[What you are asked to do]:
Search the records for the word "Fecha" and report each line that has it.

Dataset items
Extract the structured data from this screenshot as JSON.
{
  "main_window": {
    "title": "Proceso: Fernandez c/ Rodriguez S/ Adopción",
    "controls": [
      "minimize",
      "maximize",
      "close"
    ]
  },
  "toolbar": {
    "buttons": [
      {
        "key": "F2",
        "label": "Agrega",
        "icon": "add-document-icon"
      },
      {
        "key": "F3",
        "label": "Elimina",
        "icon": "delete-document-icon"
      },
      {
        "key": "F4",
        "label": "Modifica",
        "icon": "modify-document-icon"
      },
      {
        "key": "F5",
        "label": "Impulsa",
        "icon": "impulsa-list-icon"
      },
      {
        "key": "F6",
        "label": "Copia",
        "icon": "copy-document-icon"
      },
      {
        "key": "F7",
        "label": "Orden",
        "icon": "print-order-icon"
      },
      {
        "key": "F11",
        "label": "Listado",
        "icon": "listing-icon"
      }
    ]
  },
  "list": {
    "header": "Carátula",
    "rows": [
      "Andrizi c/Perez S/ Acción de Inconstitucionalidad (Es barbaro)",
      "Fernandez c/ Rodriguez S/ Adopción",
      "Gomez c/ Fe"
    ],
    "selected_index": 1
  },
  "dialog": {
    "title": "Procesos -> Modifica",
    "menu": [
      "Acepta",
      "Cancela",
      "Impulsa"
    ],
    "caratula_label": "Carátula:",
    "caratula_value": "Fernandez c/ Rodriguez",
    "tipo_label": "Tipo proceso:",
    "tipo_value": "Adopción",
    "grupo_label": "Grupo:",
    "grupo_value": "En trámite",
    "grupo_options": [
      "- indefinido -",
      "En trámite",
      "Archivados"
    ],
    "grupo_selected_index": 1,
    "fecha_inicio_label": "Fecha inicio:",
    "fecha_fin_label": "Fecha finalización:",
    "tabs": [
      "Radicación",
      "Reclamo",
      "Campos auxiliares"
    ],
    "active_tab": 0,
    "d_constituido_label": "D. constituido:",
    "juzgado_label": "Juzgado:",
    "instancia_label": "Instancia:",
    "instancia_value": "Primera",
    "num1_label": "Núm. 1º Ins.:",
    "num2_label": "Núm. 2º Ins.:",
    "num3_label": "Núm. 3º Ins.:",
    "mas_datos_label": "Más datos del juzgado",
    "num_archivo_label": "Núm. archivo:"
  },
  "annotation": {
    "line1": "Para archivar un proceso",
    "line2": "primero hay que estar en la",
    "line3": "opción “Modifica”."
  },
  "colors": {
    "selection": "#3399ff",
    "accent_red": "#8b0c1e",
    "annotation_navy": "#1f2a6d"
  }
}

[Exercise result]:
    "fecha_inicio_label": "Fecha inicio:",
    "fecha_fin_label": "Fecha finalización:",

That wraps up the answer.